PROBLEM TO SOLVE: Go over the listing below line by line and tally those containing "remaining". Give only the tally.

========================================

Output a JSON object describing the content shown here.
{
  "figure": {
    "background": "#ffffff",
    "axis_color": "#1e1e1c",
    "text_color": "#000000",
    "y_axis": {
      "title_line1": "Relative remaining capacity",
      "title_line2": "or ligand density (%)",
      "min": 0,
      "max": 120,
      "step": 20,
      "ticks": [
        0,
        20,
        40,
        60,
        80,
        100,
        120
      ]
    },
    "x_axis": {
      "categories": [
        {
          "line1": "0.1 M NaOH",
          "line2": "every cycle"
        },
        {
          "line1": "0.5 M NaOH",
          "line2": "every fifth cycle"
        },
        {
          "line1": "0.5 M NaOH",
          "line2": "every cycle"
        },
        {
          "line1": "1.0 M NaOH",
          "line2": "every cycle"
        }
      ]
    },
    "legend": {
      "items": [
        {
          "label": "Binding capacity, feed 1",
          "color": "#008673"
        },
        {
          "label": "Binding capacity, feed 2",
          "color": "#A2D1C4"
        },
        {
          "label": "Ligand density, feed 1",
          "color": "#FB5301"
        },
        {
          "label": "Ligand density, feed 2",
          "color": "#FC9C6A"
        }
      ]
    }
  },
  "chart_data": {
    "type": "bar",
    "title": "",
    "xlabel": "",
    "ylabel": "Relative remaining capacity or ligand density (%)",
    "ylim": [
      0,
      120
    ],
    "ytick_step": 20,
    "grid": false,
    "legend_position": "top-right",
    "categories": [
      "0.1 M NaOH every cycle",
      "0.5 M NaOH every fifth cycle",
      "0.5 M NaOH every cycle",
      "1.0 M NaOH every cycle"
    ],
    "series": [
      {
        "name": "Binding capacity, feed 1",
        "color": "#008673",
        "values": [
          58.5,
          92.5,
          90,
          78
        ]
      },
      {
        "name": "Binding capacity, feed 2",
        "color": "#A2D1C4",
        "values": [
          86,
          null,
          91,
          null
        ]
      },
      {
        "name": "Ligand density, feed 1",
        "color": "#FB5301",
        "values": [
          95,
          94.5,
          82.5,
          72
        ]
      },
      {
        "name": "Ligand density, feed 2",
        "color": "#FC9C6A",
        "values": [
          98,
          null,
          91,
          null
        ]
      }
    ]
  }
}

========================================

ANSWER FOR THIS EXERCISE: 2